(Dataset excerpt)
-----

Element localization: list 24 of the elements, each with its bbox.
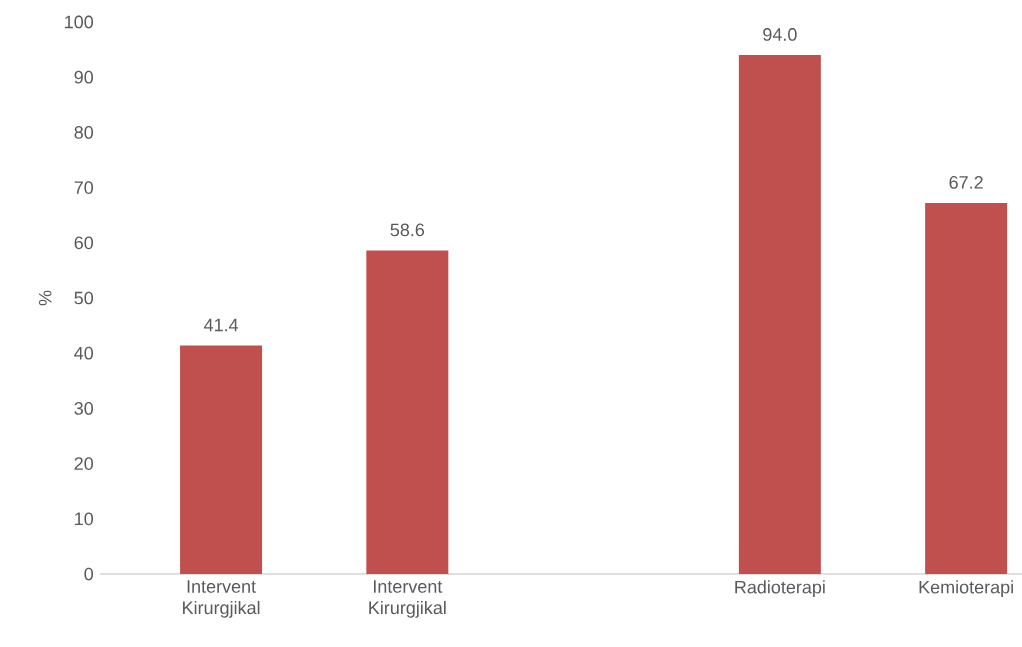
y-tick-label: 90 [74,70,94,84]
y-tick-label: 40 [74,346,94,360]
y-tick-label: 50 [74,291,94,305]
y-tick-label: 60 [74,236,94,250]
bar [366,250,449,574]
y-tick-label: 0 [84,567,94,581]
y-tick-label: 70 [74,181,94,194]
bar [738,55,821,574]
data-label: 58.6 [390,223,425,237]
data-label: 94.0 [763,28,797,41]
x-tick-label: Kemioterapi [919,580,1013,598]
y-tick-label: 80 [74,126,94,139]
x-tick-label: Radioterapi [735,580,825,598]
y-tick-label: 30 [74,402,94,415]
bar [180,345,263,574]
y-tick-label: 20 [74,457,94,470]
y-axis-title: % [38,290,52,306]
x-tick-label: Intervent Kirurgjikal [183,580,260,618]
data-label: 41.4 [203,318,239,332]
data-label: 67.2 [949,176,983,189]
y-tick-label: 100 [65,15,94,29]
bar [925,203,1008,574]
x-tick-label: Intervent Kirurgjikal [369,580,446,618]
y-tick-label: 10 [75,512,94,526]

-----

== Exercise instructions ==
Copy out the material above word for word, leaving out the picture.

== Solution to the exercise ==
Element localization: list 24 of the elements, each with its bbox.
y-tick-label: 90 [74,70,94,84]
y-tick-label: 40 [74,346,94,360]
y-tick-label: 50 [74,291,94,305]
y-tick-label: 60 [74,236,94,250]
bar [366,250,449,574]
y-tick-label: 0 [84,567,94,581]
y-tick-label: 70 [74,181,94,194]
bar [738,55,821,574]
data-label: 58.6 [390,223,425,237]
data-label: 94.0 [763,28,797,41]
x-tick-label: Kemioterapi [919,580,1013,598]
y-tick-label: 80 [74,126,94,139]
x-tick-label: Radioterapi [735,580,825,598]
y-tick-label: 30 [74,402,94,415]
bar [180,345,263,574]
y-tick-label: 20 [74,457,94,470]
y-axis-title: % [38,290,52,306]
x-tick-label: Intervent Kirurgjikal [183,580,260,618]
data-label: 41.4 [203,318,239,332]
data-label: 67.2 [949,176,983,189]
y-tick-label: 100 [65,15,94,29]
bar [925,203,1008,574]
x-tick-label: Intervent Kirurgjikal [369,580,446,618]
y-tick-label: 10 [75,512,94,526]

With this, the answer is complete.